BEGIN
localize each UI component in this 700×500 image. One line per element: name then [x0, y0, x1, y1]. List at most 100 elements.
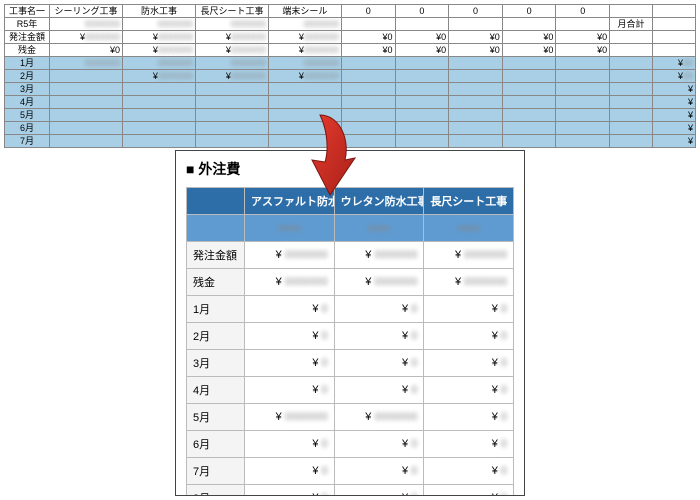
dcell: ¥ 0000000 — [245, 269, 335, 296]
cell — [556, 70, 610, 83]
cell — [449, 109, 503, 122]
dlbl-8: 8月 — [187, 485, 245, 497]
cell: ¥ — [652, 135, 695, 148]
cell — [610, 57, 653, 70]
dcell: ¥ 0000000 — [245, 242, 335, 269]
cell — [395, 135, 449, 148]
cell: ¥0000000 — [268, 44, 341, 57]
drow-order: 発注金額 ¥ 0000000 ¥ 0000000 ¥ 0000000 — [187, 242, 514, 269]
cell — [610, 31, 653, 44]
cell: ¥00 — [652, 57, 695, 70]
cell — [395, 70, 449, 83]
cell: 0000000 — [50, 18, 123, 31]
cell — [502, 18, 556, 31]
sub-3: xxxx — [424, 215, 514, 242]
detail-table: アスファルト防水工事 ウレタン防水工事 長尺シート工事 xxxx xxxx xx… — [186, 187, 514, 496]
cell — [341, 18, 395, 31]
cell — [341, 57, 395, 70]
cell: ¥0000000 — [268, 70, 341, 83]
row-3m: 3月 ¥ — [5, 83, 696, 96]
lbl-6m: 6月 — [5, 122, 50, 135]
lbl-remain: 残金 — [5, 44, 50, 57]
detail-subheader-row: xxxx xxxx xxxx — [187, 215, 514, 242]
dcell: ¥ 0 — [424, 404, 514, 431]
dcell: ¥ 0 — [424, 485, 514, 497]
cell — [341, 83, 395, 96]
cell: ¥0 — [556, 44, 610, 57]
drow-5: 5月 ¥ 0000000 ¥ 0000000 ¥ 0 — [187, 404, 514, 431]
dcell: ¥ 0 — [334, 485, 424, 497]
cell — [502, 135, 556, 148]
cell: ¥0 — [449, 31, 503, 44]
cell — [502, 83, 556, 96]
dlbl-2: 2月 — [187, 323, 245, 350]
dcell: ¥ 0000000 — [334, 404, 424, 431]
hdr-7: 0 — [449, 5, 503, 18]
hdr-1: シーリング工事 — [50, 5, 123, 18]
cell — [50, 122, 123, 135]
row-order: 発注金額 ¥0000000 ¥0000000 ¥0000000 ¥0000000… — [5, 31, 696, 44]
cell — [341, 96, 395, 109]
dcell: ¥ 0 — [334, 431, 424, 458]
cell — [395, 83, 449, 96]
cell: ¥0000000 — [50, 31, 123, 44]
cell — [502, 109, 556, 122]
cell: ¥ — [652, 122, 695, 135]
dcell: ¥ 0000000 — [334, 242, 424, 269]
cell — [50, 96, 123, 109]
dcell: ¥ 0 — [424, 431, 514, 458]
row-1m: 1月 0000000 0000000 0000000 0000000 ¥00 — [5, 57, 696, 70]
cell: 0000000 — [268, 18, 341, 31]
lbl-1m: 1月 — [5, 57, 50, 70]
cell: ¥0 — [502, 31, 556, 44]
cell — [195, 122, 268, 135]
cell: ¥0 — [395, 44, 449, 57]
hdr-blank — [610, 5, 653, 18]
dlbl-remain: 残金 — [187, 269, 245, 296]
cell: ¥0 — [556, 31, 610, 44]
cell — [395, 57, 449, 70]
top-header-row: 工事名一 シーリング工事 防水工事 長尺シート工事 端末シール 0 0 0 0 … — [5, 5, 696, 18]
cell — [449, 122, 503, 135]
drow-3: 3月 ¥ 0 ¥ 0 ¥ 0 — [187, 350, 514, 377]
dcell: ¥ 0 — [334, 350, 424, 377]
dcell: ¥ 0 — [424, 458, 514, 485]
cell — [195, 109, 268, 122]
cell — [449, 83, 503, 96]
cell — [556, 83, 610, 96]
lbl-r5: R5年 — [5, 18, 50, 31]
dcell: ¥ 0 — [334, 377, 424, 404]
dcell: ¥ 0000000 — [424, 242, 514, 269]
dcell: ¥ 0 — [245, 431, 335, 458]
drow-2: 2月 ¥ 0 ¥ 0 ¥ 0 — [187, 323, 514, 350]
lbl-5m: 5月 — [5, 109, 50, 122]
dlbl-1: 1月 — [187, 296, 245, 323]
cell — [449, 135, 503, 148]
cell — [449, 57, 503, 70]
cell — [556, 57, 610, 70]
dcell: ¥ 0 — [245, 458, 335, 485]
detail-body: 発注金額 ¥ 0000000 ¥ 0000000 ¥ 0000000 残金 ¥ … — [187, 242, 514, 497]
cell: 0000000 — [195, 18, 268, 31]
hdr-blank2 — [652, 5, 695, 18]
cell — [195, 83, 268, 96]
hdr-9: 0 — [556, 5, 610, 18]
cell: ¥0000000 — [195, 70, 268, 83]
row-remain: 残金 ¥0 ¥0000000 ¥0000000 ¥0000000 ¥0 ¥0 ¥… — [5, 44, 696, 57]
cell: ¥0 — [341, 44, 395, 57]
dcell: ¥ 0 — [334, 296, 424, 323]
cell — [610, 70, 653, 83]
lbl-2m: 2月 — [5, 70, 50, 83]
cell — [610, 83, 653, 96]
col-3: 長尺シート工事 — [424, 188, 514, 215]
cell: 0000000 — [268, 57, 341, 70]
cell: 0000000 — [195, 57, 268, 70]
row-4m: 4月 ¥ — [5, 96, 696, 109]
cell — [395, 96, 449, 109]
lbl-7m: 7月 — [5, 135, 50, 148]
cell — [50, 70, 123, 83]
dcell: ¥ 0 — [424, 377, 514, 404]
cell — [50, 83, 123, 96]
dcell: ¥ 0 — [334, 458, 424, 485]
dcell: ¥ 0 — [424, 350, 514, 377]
END
DESCRIPTION OF THE TASK:
Reproduce the material above, changing every occurrence of "dcell" to "detail-cell" and leaving everything else unchanged. Omit the pictures from the output.

RESPONSE FOR THIS EXERCISE:
localize each UI component in this 700×500 image. One line per element: name then [x0, y0, x1, y1]. List at most 100 elements.
detail-cell: ¥ 0000000 — [245, 269, 335, 296]
cell — [556, 70, 610, 83]
cell — [449, 109, 503, 122]
dlbl-8: 8月 — [187, 485, 245, 497]
cell: ¥ — [652, 135, 695, 148]
cell — [610, 57, 653, 70]
detail-cell: ¥ 0000000 — [245, 242, 335, 269]
cell — [395, 135, 449, 148]
cell: ¥0000000 — [268, 44, 341, 57]
drow-order: 発注金額 ¥ 0000000 ¥ 0000000 ¥ 0000000 — [187, 242, 514, 269]
cell — [610, 31, 653, 44]
cell: ¥00 — [652, 57, 695, 70]
cell — [395, 70, 449, 83]
cell: 0000000 — [50, 18, 123, 31]
cell — [502, 18, 556, 31]
sub-3: xxxx — [424, 215, 514, 242]
detail-table: アスファルト防水工事 ウレタン防水工事 長尺シート工事 xxxx xxxx xx… — [186, 187, 514, 496]
cell — [341, 18, 395, 31]
cell — [341, 57, 395, 70]
cell: ¥0000000 — [268, 70, 341, 83]
row-3m: 3月 ¥ — [5, 83, 696, 96]
lbl-6m: 6月 — [5, 122, 50, 135]
lbl-remain: 残金 — [5, 44, 50, 57]
detail-subheader-row: xxxx xxxx xxxx — [187, 215, 514, 242]
detail-cell: ¥ 0 — [424, 404, 514, 431]
detail-cell: ¥ 0 — [424, 485, 514, 497]
cell — [341, 83, 395, 96]
cell: ¥0 — [556, 44, 610, 57]
drow-5: 5月 ¥ 0000000 ¥ 0000000 ¥ 0 — [187, 404, 514, 431]
detail-cell: ¥ 0 — [334, 485, 424, 497]
cell — [502, 135, 556, 148]
cell: ¥0 — [449, 31, 503, 44]
cell — [502, 83, 556, 96]
dlbl-2: 2月 — [187, 323, 245, 350]
detail-cell: ¥ 0000000 — [334, 404, 424, 431]
hdr-7: 0 — [449, 5, 503, 18]
hdr-1: シーリング工事 — [50, 5, 123, 18]
cell — [50, 122, 123, 135]
row-order: 発注金額 ¥0000000 ¥0000000 ¥0000000 ¥0000000… — [5, 31, 696, 44]
cell — [341, 96, 395, 109]
detail-cell: ¥ 0 — [334, 431, 424, 458]
cell — [395, 83, 449, 96]
cell: ¥0000000 — [50, 31, 123, 44]
cell — [502, 109, 556, 122]
cell: ¥ — [652, 122, 695, 135]
detail-cell: ¥ 0000000 — [334, 242, 424, 269]
cell — [50, 96, 123, 109]
detail-cell: ¥ 0 — [424, 431, 514, 458]
row-1m: 1月 0000000 0000000 0000000 0000000 ¥00 — [5, 57, 696, 70]
cell: 0000000 — [268, 18, 341, 31]
lbl-1m: 1月 — [5, 57, 50, 70]
cell: ¥0 — [502, 31, 556, 44]
cell — [195, 122, 268, 135]
cell: ¥0 — [395, 44, 449, 57]
hdr-blank — [610, 5, 653, 18]
dlbl-remain: 残金 — [187, 269, 245, 296]
cell: ¥0 — [556, 31, 610, 44]
cell — [395, 57, 449, 70]
top-header-row: 工事名一 シーリング工事 防水工事 長尺シート工事 端末シール 0 0 0 0 … — [5, 5, 696, 18]
cell — [449, 122, 503, 135]
drow-3: 3月 ¥ 0 ¥ 0 ¥ 0 — [187, 350, 514, 377]
detail-cell: ¥ 0 — [334, 350, 424, 377]
detail-cell: ¥ 0 — [424, 458, 514, 485]
cell — [195, 109, 268, 122]
cell — [449, 83, 503, 96]
cell — [556, 83, 610, 96]
lbl-r5: R5年 — [5, 18, 50, 31]
detail-cell: ¥ 0 — [334, 377, 424, 404]
detail-cell: ¥ 0000000 — [424, 242, 514, 269]
detail-cell: ¥ 0 — [245, 431, 335, 458]
drow-2: 2月 ¥ 0 ¥ 0 ¥ 0 — [187, 323, 514, 350]
lbl-5m: 5月 — [5, 109, 50, 122]
dlbl-1: 1月 — [187, 296, 245, 323]
cell — [449, 135, 503, 148]
cell — [449, 57, 503, 70]
cell — [556, 57, 610, 70]
detail-cell: ¥ 0 — [245, 458, 335, 485]
detail-body: 発注金額 ¥ 0000000 ¥ 0000000 ¥ 0000000 残金 ¥ … — [187, 242, 514, 497]
cell: 0000000 — [195, 18, 268, 31]
hdr-blank2 — [652, 5, 695, 18]
cell — [195, 83, 268, 96]
hdr-9: 0 — [556, 5, 610, 18]
cell: ¥0000000 — [195, 70, 268, 83]
row-remain: 残金 ¥0 ¥0000000 ¥0000000 ¥0000000 ¥0 ¥0 ¥… — [5, 44, 696, 57]
cell: ¥0 — [341, 44, 395, 57]
detail-cell: ¥ 0 — [334, 296, 424, 323]
cell — [610, 70, 653, 83]
lbl-2m: 2月 — [5, 70, 50, 83]
cell — [610, 83, 653, 96]
col-3: 長尺シート工事 — [424, 188, 514, 215]
cell: 0000000 — [268, 57, 341, 70]
cell: 0000000 — [195, 57, 268, 70]
row-4m: 4月 ¥ — [5, 96, 696, 109]
cell — [395, 96, 449, 109]
lbl-7m: 7月 — [5, 135, 50, 148]
cell — [50, 70, 123, 83]
detail-cell: ¥ 0 — [424, 377, 514, 404]
cell — [50, 83, 123, 96]
detail-cell: ¥ 0 — [334, 458, 424, 485]
detail-cell: ¥ 0 — [424, 350, 514, 377]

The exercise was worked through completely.